CHALLENGE – Locate each line holding the string "agriculture" and copy it.

** start of GIVEN RECORDS **

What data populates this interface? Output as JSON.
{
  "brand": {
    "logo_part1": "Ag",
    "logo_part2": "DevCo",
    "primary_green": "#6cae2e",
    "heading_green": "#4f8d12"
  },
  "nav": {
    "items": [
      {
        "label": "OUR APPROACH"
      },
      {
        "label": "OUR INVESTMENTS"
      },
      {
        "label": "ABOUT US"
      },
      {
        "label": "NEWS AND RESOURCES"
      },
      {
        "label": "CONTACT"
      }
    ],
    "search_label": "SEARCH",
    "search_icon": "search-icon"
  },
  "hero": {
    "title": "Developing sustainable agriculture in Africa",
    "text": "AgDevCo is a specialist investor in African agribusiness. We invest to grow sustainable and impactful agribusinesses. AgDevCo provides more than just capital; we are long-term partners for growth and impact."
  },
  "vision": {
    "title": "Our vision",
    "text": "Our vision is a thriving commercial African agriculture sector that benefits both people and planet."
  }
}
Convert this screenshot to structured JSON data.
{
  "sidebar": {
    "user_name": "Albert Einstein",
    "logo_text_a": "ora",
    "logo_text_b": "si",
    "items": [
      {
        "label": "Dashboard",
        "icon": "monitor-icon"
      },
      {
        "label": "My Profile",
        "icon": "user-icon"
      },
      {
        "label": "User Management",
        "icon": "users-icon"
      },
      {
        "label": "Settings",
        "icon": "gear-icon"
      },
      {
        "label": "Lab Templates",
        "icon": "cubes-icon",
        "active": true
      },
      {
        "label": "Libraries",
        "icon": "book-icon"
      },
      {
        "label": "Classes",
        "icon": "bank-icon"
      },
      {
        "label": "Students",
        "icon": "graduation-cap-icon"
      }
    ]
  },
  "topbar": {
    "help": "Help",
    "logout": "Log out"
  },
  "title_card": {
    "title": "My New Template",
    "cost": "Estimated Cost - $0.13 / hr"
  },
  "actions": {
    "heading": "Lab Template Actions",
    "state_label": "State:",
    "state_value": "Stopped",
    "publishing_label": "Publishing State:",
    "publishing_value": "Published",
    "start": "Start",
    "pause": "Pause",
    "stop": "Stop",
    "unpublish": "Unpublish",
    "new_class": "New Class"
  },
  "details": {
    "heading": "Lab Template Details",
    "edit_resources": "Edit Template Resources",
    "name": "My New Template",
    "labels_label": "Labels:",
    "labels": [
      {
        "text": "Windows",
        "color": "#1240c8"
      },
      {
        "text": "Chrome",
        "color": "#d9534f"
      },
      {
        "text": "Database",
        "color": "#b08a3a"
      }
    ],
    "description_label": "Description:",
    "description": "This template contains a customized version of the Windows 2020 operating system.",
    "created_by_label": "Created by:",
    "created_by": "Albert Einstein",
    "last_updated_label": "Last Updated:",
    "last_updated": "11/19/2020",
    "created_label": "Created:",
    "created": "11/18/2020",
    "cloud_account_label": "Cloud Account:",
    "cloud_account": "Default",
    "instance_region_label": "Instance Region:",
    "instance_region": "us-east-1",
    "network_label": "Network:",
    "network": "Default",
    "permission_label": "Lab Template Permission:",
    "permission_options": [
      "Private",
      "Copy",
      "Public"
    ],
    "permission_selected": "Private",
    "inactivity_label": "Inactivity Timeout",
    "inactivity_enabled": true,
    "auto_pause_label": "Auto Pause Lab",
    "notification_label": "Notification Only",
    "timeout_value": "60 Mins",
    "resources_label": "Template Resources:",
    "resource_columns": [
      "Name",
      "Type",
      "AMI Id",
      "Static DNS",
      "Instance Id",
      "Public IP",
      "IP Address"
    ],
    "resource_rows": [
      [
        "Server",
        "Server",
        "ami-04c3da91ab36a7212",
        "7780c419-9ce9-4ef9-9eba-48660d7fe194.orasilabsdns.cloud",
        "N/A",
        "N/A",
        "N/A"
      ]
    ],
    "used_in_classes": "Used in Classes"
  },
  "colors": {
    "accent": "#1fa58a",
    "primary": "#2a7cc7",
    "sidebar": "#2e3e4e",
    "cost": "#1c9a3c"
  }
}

** end of GIVEN RECORDS **

FINISHED ANSWER –
    "title": "Developing sustainable agriculture in Africa",
    "text": "Our vision is a thriving commercial African agriculture sector that benefits both people and planet."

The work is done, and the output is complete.